→ **Task statement**
Reproduce the listing below, switching every "legend-label" to "legend-text" and keeping everything else the same.

→ **Records for the task**
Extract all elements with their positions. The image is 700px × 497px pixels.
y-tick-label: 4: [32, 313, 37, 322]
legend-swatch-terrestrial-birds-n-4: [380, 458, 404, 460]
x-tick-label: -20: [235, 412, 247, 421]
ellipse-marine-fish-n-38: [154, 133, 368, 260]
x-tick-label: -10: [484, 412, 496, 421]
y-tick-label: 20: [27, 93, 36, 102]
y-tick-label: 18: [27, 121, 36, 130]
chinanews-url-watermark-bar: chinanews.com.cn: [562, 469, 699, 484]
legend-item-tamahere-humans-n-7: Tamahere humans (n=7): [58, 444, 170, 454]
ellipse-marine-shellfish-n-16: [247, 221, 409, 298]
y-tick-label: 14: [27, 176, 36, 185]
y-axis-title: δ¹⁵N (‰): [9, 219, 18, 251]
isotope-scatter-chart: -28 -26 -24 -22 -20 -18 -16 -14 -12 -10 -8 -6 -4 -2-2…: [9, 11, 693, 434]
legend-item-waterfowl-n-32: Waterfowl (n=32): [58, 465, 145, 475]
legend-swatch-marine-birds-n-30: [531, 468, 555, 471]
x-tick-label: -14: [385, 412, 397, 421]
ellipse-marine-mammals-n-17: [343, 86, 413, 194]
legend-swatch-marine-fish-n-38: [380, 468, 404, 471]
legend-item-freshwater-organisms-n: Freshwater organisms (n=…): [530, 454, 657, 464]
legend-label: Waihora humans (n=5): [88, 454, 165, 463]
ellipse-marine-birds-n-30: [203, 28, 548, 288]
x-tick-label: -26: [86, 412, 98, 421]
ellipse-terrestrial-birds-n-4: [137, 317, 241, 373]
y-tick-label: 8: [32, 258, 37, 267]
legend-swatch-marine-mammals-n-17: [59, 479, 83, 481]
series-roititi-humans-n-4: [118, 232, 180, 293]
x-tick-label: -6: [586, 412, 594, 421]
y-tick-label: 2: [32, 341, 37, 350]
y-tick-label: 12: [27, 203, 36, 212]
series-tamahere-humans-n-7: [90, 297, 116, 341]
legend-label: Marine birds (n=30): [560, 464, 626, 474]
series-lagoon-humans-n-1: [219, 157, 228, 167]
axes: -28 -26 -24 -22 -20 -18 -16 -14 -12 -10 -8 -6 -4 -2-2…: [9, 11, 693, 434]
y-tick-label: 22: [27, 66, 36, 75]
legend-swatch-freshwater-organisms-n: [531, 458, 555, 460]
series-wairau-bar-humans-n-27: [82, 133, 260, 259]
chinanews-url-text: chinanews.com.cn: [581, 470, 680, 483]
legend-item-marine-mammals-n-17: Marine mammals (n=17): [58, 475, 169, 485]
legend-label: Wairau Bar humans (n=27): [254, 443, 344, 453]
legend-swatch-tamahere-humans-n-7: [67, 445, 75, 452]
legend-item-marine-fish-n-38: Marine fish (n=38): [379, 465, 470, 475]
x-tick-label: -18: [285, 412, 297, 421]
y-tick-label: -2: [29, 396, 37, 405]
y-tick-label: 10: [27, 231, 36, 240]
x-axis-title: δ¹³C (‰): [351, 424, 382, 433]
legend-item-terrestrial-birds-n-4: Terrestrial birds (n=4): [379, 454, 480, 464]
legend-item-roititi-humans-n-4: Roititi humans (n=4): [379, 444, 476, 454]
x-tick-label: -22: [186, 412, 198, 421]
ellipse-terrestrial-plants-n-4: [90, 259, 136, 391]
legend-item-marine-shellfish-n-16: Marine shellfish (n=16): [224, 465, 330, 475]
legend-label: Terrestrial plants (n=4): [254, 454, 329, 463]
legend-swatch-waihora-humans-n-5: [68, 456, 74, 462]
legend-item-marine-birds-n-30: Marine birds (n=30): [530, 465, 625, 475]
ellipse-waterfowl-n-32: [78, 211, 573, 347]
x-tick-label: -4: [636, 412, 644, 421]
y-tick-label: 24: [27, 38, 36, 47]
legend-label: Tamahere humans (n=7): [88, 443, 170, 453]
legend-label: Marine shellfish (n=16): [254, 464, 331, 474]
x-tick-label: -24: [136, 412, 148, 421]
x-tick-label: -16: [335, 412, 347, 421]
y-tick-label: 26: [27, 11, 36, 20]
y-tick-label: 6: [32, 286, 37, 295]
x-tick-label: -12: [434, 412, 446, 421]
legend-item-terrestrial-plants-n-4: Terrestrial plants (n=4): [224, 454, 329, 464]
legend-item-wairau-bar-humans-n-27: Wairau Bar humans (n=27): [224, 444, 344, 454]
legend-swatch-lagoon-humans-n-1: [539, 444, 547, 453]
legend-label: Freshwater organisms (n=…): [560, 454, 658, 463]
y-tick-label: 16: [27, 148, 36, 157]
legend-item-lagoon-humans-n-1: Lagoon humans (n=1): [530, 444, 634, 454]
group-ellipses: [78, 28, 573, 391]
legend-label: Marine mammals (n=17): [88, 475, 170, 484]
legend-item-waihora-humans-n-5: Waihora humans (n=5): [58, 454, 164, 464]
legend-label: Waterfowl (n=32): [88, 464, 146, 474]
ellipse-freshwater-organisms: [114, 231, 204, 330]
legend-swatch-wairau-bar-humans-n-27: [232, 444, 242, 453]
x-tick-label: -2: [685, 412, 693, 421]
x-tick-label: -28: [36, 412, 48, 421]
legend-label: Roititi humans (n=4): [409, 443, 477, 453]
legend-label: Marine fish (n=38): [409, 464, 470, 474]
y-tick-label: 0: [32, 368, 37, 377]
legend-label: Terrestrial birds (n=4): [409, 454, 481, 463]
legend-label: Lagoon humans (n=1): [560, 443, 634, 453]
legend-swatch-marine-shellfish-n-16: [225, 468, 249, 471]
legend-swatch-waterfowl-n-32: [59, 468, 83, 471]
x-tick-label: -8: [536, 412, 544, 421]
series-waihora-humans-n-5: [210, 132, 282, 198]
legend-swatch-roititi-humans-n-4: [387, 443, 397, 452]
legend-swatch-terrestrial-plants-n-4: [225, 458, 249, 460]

→ **Solution to the exercise**
Extract all elements with their positions. The image is 700px × 497px pixels.
y-tick-label: 4: [32, 313, 37, 322]
legend-swatch-terrestrial-birds-n-4: [380, 458, 404, 460]
x-tick-label: -20: [235, 412, 247, 421]
ellipse-marine-fish-n-38: [154, 133, 368, 260]
x-tick-label: -10: [484, 412, 496, 421]
y-tick-label: 20: [27, 93, 36, 102]
y-tick-label: 18: [27, 121, 36, 130]
chinanews-url-watermark-bar: chinanews.com.cn: [562, 469, 699, 484]
legend-item-tamahere-humans-n-7: Tamahere humans (n=7): [58, 444, 170, 454]
ellipse-marine-shellfish-n-16: [247, 221, 409, 298]
y-tick-label: 14: [27, 176, 36, 185]
y-axis-title: δ¹⁵N (‰): [9, 219, 18, 251]
isotope-scatter-chart: -28 -26 -24 -22 -20 -18 -16 -14 -12 -10 -8 -6 -4 -2-2…: [9, 11, 693, 434]
legend-item-waterfowl-n-32: Waterfowl (n=32): [58, 465, 145, 475]
legend-swatch-marine-birds-n-30: [531, 468, 555, 471]
x-tick-label: -14: [385, 412, 397, 421]
ellipse-marine-mammals-n-17: [343, 86, 413, 194]
legend-swatch-marine-fish-n-38: [380, 468, 404, 471]
legend-item-freshwater-organisms-n: Freshwater organisms (n=…): [530, 454, 657, 464]
legend-text: Waihora humans (n=5): [88, 454, 165, 463]
ellipse-marine-birds-n-30: [203, 28, 548, 288]
x-tick-label: -26: [86, 412, 98, 421]
ellipse-terrestrial-birds-n-4: [137, 317, 241, 373]
y-tick-label: 8: [32, 258, 37, 267]
legend-swatch-marine-mammals-n-17: [59, 479, 83, 481]
series-roititi-humans-n-4: [118, 232, 180, 293]
x-tick-label: -6: [586, 412, 594, 421]
y-tick-label: 2: [32, 341, 37, 350]
y-tick-label: 12: [27, 203, 36, 212]
series-tamahere-humans-n-7: [90, 297, 116, 341]
legend-text: Marine birds (n=30): [560, 464, 626, 474]
series-lagoon-humans-n-1: [219, 157, 228, 167]
axes: -28 -26 -24 -22 -20 -18 -16 -14 -12 -10 -8 -6 -4 -2-2…: [9, 11, 693, 434]
y-tick-label: 22: [27, 66, 36, 75]
legend-swatch-freshwater-organisms-n: [531, 458, 555, 460]
series-wairau-bar-humans-n-27: [82, 133, 260, 259]
chinanews-url-text: chinanews.com.cn: [581, 470, 680, 483]
legend-item-marine-mammals-n-17: Marine mammals (n=17): [58, 475, 169, 485]
legend-text: Wairau Bar humans (n=27): [254, 443, 344, 453]
legend-swatch-tamahere-humans-n-7: [67, 445, 75, 452]
legend-item-marine-fish-n-38: Marine fish (n=38): [379, 465, 470, 475]
x-tick-label: -18: [285, 412, 297, 421]
y-tick-label: -2: [29, 396, 37, 405]
y-tick-label: 10: [27, 231, 36, 240]
x-axis-title: δ¹³C (‰): [351, 424, 382, 433]
legend-item-terrestrial-birds-n-4: Terrestrial birds (n=4): [379, 454, 480, 464]
legend-item-roititi-humans-n-4: Roititi humans (n=4): [379, 444, 476, 454]
x-tick-label: -22: [186, 412, 198, 421]
ellipse-terrestrial-plants-n-4: [90, 259, 136, 391]
legend-item-marine-shellfish-n-16: Marine shellfish (n=16): [224, 465, 330, 475]
legend-text: Terrestrial plants (n=4): [254, 454, 329, 463]
legend-swatch-waihora-humans-n-5: [68, 456, 74, 462]
legend-item-marine-birds-n-30: Marine birds (n=30): [530, 465, 625, 475]
ellipse-waterfowl-n-32: [78, 211, 573, 347]
x-tick-label: -4: [636, 412, 644, 421]
y-tick-label: 24: [27, 38, 36, 47]
legend-text: Tamahere humans (n=7): [88, 443, 170, 453]
legend-text: Marine shellfish (n=16): [254, 464, 331, 474]
x-tick-label: -24: [136, 412, 148, 421]
x-tick-label: -16: [335, 412, 347, 421]
y-tick-label: 26: [27, 11, 36, 20]
y-tick-label: 6: [32, 286, 37, 295]
x-tick-label: -12: [434, 412, 446, 421]
legend-item-terrestrial-plants-n-4: Terrestrial plants (n=4): [224, 454, 329, 464]
legend-item-wairau-bar-humans-n-27: Wairau Bar humans (n=27): [224, 444, 344, 454]
legend-swatch-lagoon-humans-n-1: [539, 444, 547, 453]
legend-text: Freshwater organisms (n=…): [560, 454, 658, 463]
y-tick-label: 16: [27, 148, 36, 157]
legend-item-lagoon-humans-n-1: Lagoon humans (n=1): [530, 444, 634, 454]
group-ellipses: [78, 28, 573, 391]
legend-text: Marine mammals (n=17): [88, 475, 170, 484]
legend-item-waihora-humans-n-5: Waihora humans (n=5): [58, 454, 164, 464]
legend-text: Waterfowl (n=32): [88, 464, 146, 474]
ellipse-freshwater-organisms: [114, 231, 204, 330]
legend-swatch-wairau-bar-humans-n-27: [232, 444, 242, 453]
x-tick-label: -2: [685, 412, 693, 421]
x-tick-label: -28: [36, 412, 48, 421]
legend-text: Roititi humans (n=4): [409, 443, 477, 453]
legend-text: Marine fish (n=38): [409, 464, 470, 474]
y-tick-label: 0: [32, 368, 37, 377]
legend-text: Terrestrial birds (n=4): [409, 454, 481, 463]
legend-text: Lagoon humans (n=1): [560, 443, 634, 453]
legend-swatch-marine-shellfish-n-16: [225, 468, 249, 471]
legend-swatch-waterfowl-n-32: [59, 468, 83, 471]
x-tick-label: -8: [536, 412, 544, 421]
series-waihora-humans-n-5: [210, 132, 282, 198]
legend-swatch-roititi-humans-n-4: [387, 443, 397, 452]
legend-swatch-terrestrial-plants-n-4: [225, 458, 249, 460]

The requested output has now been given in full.